Items from a data source:

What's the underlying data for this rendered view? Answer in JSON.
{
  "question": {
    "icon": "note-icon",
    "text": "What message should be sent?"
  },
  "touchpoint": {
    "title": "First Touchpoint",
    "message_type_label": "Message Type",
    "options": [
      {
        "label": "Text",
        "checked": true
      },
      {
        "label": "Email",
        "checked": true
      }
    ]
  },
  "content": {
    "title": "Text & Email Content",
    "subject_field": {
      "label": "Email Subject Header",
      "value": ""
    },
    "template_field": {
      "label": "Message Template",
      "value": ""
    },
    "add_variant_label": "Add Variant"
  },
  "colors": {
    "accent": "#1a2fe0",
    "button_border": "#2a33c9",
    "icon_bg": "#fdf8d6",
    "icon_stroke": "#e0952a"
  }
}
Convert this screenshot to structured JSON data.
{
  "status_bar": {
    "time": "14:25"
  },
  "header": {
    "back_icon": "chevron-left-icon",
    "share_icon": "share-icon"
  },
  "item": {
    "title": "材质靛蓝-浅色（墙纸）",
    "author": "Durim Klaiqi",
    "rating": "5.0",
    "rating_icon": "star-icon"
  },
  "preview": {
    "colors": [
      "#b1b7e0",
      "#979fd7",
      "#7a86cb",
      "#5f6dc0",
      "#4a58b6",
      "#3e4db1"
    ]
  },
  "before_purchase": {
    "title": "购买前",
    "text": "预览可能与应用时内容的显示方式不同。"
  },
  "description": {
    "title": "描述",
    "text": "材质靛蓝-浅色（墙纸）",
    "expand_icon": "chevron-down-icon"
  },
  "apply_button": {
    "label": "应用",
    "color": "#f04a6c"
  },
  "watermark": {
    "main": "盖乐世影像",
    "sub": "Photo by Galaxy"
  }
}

## Work to complete:
Take every line containing the word "chevron" and copy it.

## Solved exercise:
    "back_icon": "chevron-left-icon",
    "expand_icon": "chevron-down-icon"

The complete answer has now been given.